--- start of PAGE ---
Spectators jammed the narrow sidewalks so tightly along the half-mile from Seis Esquinas to the Parroquia that I had to take a parallel street to reach the main Plaza where the parade would end and I could get a good vantage point for photos. At one of the most crowded points, I suddenly saw the packed mass start to heave and jump. People were shouting, laughing, and shrieking, barely able to move but scrambling to get out of the way of...something. I was baffled until a Mexican woman standing next to me explained with a grin, “ratta!” Somehow a confused rodent had raced around the ankles and over the feet of bystanders, certainly an unsettling experience for them with nowhere to go but up. They were remarkably good-humored about it, but that’s Mexico.

For the record. Mexico has had a long and tragic history of conflict, much of it in struggles against foreign domination, especially by the United States which expropriated half of the country in the 1840’s in a war that many US citizens at the time felt was illegal and shameful. Mexico’s Revolution began November 20, 1910, and officially ended in 1917, but armed conflict and revolts persisted until the late 1920’s. The real end was probably in 1936 when Gen. Calles, the last of the revolutionary generals, was arrested and deported by Lazaro Cardenas. President Cardenas nationalized the oil industry, taking it away from foreign control, and established a wide array of social programs and reforms which helped keep his party in power for the next sixty-four years. For wonderful period pictures of La Revolucion, click on this link and for detailed information, click on this link.
--- end of PAGE ---
--- start of RAW RECORDS ---
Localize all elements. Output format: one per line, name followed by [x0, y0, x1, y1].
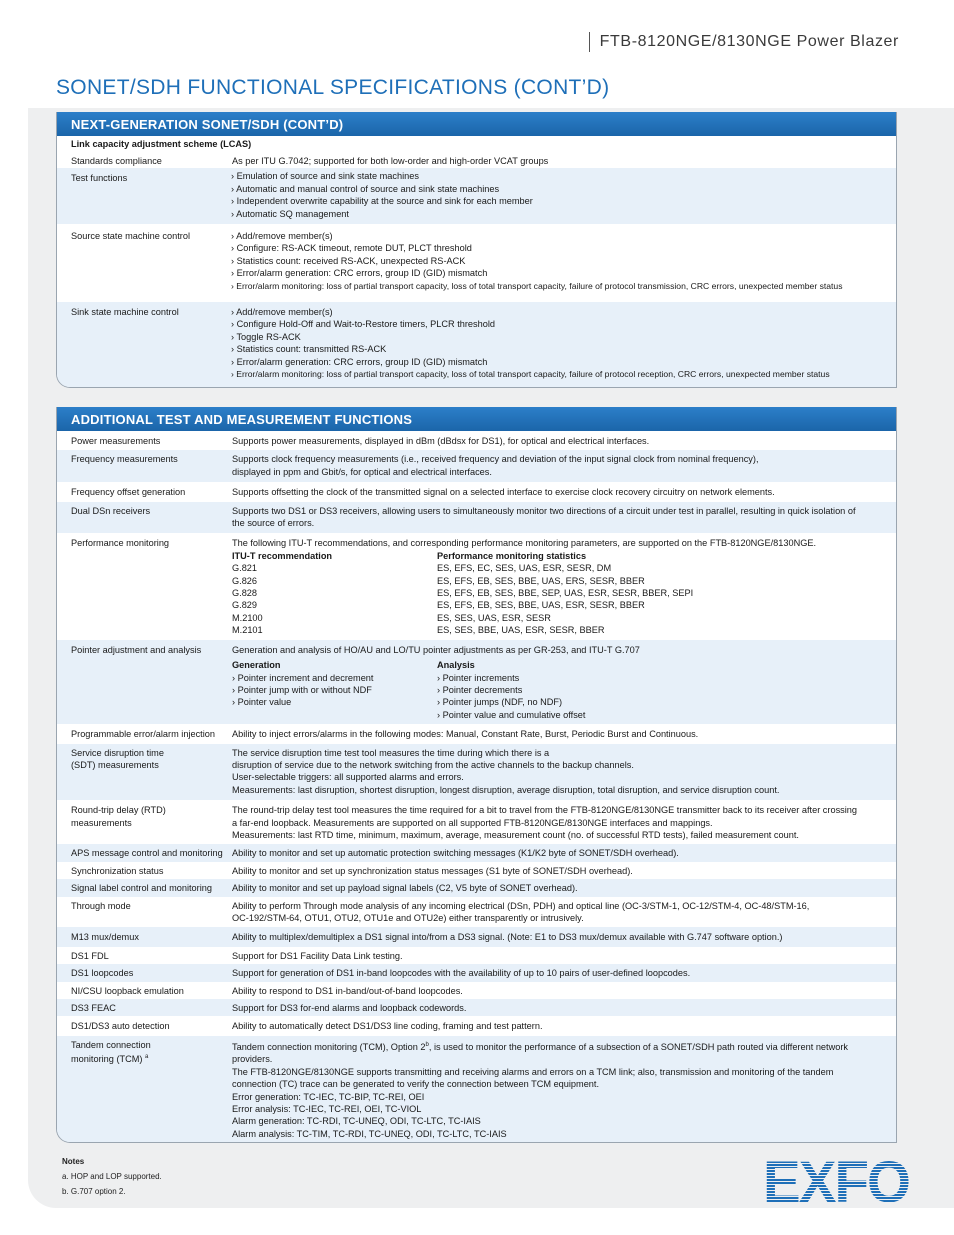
row-label: DS1/DS3 auto detection — [71, 1021, 170, 1032]
col-header: Analysis — [437, 660, 475, 671]
value-text: , is used to monitor the performance of a subsection of a SONET/SDH path routed via different network providers. — [232, 1041, 848, 1065]
lcas-subheading: Link capacity adjustment scheme (LCAS) — [71, 139, 252, 149]
generation-col — [232, 659, 437, 721]
bullet-item: › Pointer increment and decrement — [232, 672, 437, 684]
row-value: Ability to inject errors/alarms in the following modes: Manual, Constant Rate, Burst, Periodic Burst and Continuous. — [232, 729, 699, 740]
row-label: Source state machine control — [71, 231, 190, 242]
value-line: Alarm generation: TC-RDI, TC-UNEQ, ODI, TC-LTC, TC-IAIS — [232, 1116, 481, 1127]
row-value — [232, 537, 896, 636]
analysis-col — [437, 659, 890, 721]
bullet-item: › Emulation of source and sink state machines — [231, 170, 890, 182]
lcas-section — [56, 112, 897, 388]
row-value — [231, 306, 896, 380]
bullet-item: › Configure: RS-ACK timeout, remote DUT, PLCT threshold — [231, 242, 890, 254]
row-value: Support for DS3 for-end alarms and loopback codewords. — [232, 1003, 467, 1014]
row-value — [231, 170, 896, 220]
pm-row — [232, 587, 890, 599]
section-header: NEXT-GENERATION SONET/SDH (CONT’D) — [57, 112, 896, 136]
value-line: a far-end loopback. Measurements are supported on all supported FTB-8120NGE/8130NGE interfaces and mappings. — [232, 817, 713, 828]
row-value: Ability to monitor and set up synchronization status messages (S1 byte of SONET/SDH overhead). — [232, 865, 633, 876]
row-label: NI/CSU loopback emulation — [71, 985, 184, 996]
row-value: Support for DS1 Facility Data Link testing. — [232, 950, 403, 961]
row-label: Frequency measurements — [71, 454, 178, 465]
footnote-ref: b — [425, 1041, 429, 1048]
pm-rec: G.829 — [232, 600, 258, 611]
row-label: Power measurements — [71, 436, 161, 446]
value-text: Tandem connection monitoring (TCM), Option 2 — [232, 1041, 426, 1052]
bullet-item: › Configure Hold-Off and Wait-to-Restore timers, PLCR threshold — [231, 318, 890, 330]
row-value: Ability to automatically detect DS1/DS3 line coding, framing and test pattern. — [232, 1021, 543, 1032]
spec-row-ds1-fdl — [57, 947, 896, 964]
spec-row-frequency-offset — [57, 482, 896, 501]
exfo-logo — [763, 1158, 909, 1204]
pm-row — [232, 599, 890, 611]
row-label: Signal label control and monitoring — [71, 883, 212, 894]
row-label: Pointer adjustment and analysis — [71, 644, 202, 655]
value-line: Alarm analysis: TC-TIM, TC-RDI, TC-UNEQ, ODI, TC-LTC, TC-IAIS — [232, 1128, 507, 1139]
row-label: APS message control and monitoring — [71, 848, 223, 859]
spec-row-sink-state — [57, 302, 896, 386]
spec-row-tcm — [57, 1036, 896, 1143]
row-value — [232, 644, 896, 721]
spec-row-performance — [57, 533, 896, 639]
product-name: FTB-8120NGE/8130NGE Power Blazer — [589, 32, 899, 52]
label-line: measurements — [71, 817, 132, 828]
label-line: Service disruption time — [71, 747, 164, 758]
value-line: Generation and analysis of HO/AU and LO/TU pointer adjustments as per GR-253, and ITU-T G.707 — [232, 644, 640, 655]
row-label: DS3 FEAC — [71, 1003, 116, 1014]
bullet-item: › Error/alarm monitoring: loss of partial transport capacity, loss of total transport capacity, failure of protocol transmission, CRC errors, unexpected member status — [231, 280, 890, 292]
row-label: Sink state machine control — [71, 307, 179, 318]
col-header: Generation — [232, 660, 281, 671]
value-line: User-selectable triggers: all supported alarms and errors. — [232, 772, 464, 783]
value-line: disruption of service due to the network switching from the active channels to the backup channels. — [232, 759, 634, 770]
bullet-item: › Error/alarm monitoring: loss of partial transport capacity, loss of total transport capacity, failure of protocol reception, CRC errors, unexpected member status — [231, 368, 890, 380]
spec-row-rtd — [57, 800, 896, 844]
bullet-item: › Error/alarm generation: CRC errors, group ID (GID) mismatch — [231, 356, 890, 368]
spec-row-dual-dsn — [57, 502, 896, 534]
bullet-item: › Pointer jumps (NDF, no NDF) — [437, 696, 890, 708]
value-line: Supports clock frequency measurements (i.e., received frequency and deviation of the input signal clock from nominal frequency), — [232, 454, 759, 465]
spec-row-source-state — [57, 224, 896, 302]
footnote-ref: a — [145, 1054, 149, 1061]
pm-table — [232, 550, 890, 562]
row-value — [232, 505, 896, 530]
pm-stats: ES, EFS, EC, SES, UAS, ESR, SESR, DM — [437, 563, 612, 574]
pm-rec: G.828 — [232, 588, 258, 599]
row-value — [231, 230, 896, 292]
notes-heading: Notes — [62, 1157, 85, 1166]
value-line: The round-trip delay test tool measures the time required for a bit to travel from the FTB-8120NGE/8130NGE transmitter back to its receiver after crossing — [232, 805, 858, 816]
bullet-item: › Toggle RS-ACK — [231, 331, 890, 343]
label-line: (SDT) measurements — [71, 759, 159, 770]
spec-row-sync — [57, 862, 896, 879]
row-label — [57, 747, 232, 797]
row-label: Programmable error/alarm injection — [71, 729, 215, 740]
bullet-item: › Automatic and manual control of source and sink state machines — [231, 183, 890, 195]
page-title: SONET/SDH FUNCTIONAL SPECIFICATIONS (CONT’D) — [56, 76, 610, 99]
label-line: Round-trip delay (RTD) — [71, 805, 166, 816]
pm-rec: G.826 — [232, 575, 258, 586]
bullet-item: › Pointer increments — [437, 672, 890, 684]
spec-row-auto-detection — [57, 1016, 896, 1035]
row-value: Supports offsetting the clock of the transmitted signal on a selected interface to exercise clock recovery circuitry on network elements. — [232, 487, 775, 498]
spec-row-ds1-loopcodes — [57, 964, 896, 981]
spec-row-test-functions — [57, 168, 896, 224]
spec-row-frequency — [57, 450, 896, 482]
spec-row-sdt — [57, 744, 896, 801]
value-line: The following ITU-T recommendations, and corresponding performance monitoring parameters, are supported on the FTB-8120NGE/8130NGE. — [232, 538, 817, 549]
row-value: Support for generation of DS1 in-band loopcodes with the availability of up to 10 pairs of user-defined loopcodes. — [232, 968, 691, 979]
bullet-item: › Add/remove member(s) — [231, 230, 890, 242]
row-value: Ability to monitor and set up payload signal labels (C2, V5 byte of SONET overhead). — [232, 883, 578, 894]
row-value — [232, 1039, 896, 1140]
row-label: Synchronization status — [71, 865, 164, 876]
row-label: Test functions — [71, 173, 128, 184]
spec-row-nicsu — [57, 982, 896, 999]
label-line: Tandem connection — [71, 1039, 151, 1050]
pm-row — [232, 612, 890, 624]
row-value — [232, 804, 896, 841]
value-line: Error analysis: TC-IEC, TC-REI, OEI, TC-VIOL — [232, 1103, 422, 1114]
notes — [62, 1154, 162, 1199]
spec-row-m13 — [57, 927, 896, 946]
pm-stats: ES, EFS, EB, SES, BBE, UAS, ESR, SESR, BBER — [437, 600, 645, 611]
spec-row-signal-label — [57, 879, 896, 896]
spec-row-programmable — [57, 724, 896, 743]
row-value: Ability to multiplex/demultiplex a DS1 signal into/from a DS3 signal. (Note: E1 to DS3 mux/demux available with G.747 software option.) — [232, 932, 783, 943]
row-value: As per ITU G.7042; supported for both low-order and high-order VCAT groups — [232, 156, 549, 166]
row-label: Performance monitoring — [71, 538, 170, 549]
row-label: Through mode — [71, 900, 131, 911]
pm-stats: ES, SES, UAS, ESR, SESR — [437, 612, 551, 623]
pm-col-header: ITU-T recommendation — [232, 550, 333, 561]
bullet-item: › Statistics count: transmitted RS-ACK — [231, 343, 890, 355]
pm-stats: ES, SES, BBE, UAS, ESR, SESR, BBER — [437, 625, 605, 636]
value-line: the source of errors. — [232, 518, 315, 529]
pm-rec: M.2101 — [232, 625, 263, 636]
row-value: Ability to monitor and set up automatic protection switching messages (K1/K2 byte of SONET/SDH overhead). — [232, 848, 679, 859]
pm-stats: ES, EFS, EB, SES, BBE, SEP, UAS, ESR, SESR, BBER, SEPI — [437, 588, 694, 599]
row-label: M13 mux/demux — [71, 932, 139, 943]
spec-row-ds3-feac — [57, 999, 896, 1016]
label-line — [71, 1051, 228, 1065]
bullet-item: › Pointer value and cumulative offset — [437, 709, 890, 721]
spec-row-aps — [57, 844, 896, 861]
row-value — [232, 453, 896, 478]
row-label: DS1 FDL — [71, 950, 109, 961]
row-label: DS1 loopcodes — [71, 968, 134, 979]
logo-text: EXFO — [763, 1158, 909, 1204]
pm-col-header: Performance monitoring statistics — [437, 550, 587, 561]
value-line: Ability to perform Through mode analysis of any incoming electrical (DSn, PDH) and optical line (OC-3/STM-1, OC-12/STM-4, OC-48/STM-16, — [232, 900, 810, 911]
value-line: Measurements: last disruption, shortest disruption, longest disruption, average disruption, total disruption, and service disruption count. — [232, 784, 780, 795]
value-line: connection (TC) trace can be generated to verify the connection between TCM equipment. — [232, 1079, 600, 1090]
pm-row — [232, 624, 890, 636]
label-text: monitoring (TCM) — [71, 1054, 143, 1065]
pm-row — [232, 562, 890, 574]
row-value: Supports power measurements, displayed in dBm (dBdsx for DS1), for optical and electrical interfaces. — [232, 436, 650, 446]
pm-stats: ES, EFS, EB, SES, BBE, UAS, ERS, SESR, BBER — [437, 575, 645, 586]
row-label — [57, 804, 232, 841]
value-line: The FTB-8120NGE/8130NGE supports transmitting and receiving alarms and errors on a TCM link; also, transmission and monitoring of the tandem — [232, 1066, 834, 1077]
row-label: Dual DSn receivers — [71, 505, 151, 516]
row-value — [232, 900, 896, 925]
value-line — [232, 1039, 890, 1066]
bullet-item: › Independent overwrite capability at the source and sink for each member — [231, 195, 890, 207]
note-item: a. HOP and LOP supported. — [62, 1172, 162, 1181]
row-value — [232, 747, 896, 797]
spec-row-pointer — [57, 640, 896, 724]
row-label: Frequency offset generation — [71, 487, 186, 498]
value-line: Measurements: last RTD time, minimum, maximum, average, measurement count (no. of successful RTD tests), failed measurement count. — [232, 829, 799, 840]
bullet-item: › Pointer decrements — [437, 684, 890, 696]
note-item: b. G.707 option 2. — [62, 1187, 126, 1196]
row-label — [57, 1039, 232, 1140]
pm-rec: M.2100 — [232, 612, 263, 623]
pm-row — [232, 575, 890, 587]
row-value: Ability to respond to DS1 in-band/out-of-band loopcodes. — [232, 985, 463, 996]
bullet-item: › Add/remove member(s) — [231, 306, 890, 318]
additional-functions-section — [56, 407, 897, 1143]
bullet-item: › Error/alarm generation: CRC errors, group ID (GID) mismatch — [231, 267, 890, 279]
spec-row-power — [57, 431, 896, 450]
pointer-table — [232, 659, 890, 721]
value-line: The service disruption time test tool measures the time during which there is a — [232, 747, 550, 758]
pm-rec: G.821 — [232, 563, 258, 574]
value-line: Error generation: TC-IEC, TC-BIP, TC-REI, OEI — [232, 1091, 425, 1102]
bullet-item: › Pointer value — [232, 696, 437, 708]
bullet-item: › Statistics count: received RS-ACK, unexpected RS-ACK — [231, 255, 890, 267]
section-header: ADDITIONAL TEST AND MEASUREMENT FUNCTIONS — [57, 407, 896, 431]
spec-row-through-mode — [57, 897, 896, 928]
row-label: Standards compliance — [71, 156, 162, 166]
bullet-item: › Pointer jump with or without NDF — [232, 684, 437, 696]
bullet-item: › Automatic SQ management — [231, 208, 890, 220]
value-line: OC-192/STM-64, OTU1, OTU2, OTU1e and OTU2e) either transparently or intrusively. — [232, 913, 584, 923]
value-line: Supports two DS1 or DS3 receivers, allowing users to simultaneously monitor two directions of a circuit under test in parallel, resulting in quick isolation of — [232, 505, 856, 516]
spec-row-standards — [57, 152, 896, 168]
value-line: displayed in ppm and Gbit/s, for optical and electrical interfaces. — [232, 466, 492, 477]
--- end of RAW RECORDS ---
In the parade passage, why did the writer take a parallel street to reach the main Plaza? The listing was drawn from a separate source.

## [SOLVED PROBLEM]
Spectators had packed the narrow sidewalks along the half-mile from Seis Esquinas to the Parroquia so tightly that the writer needed another way through. The parallel street led to the main Plaza, where the parade would end and the writer could get a good vantage point for photos.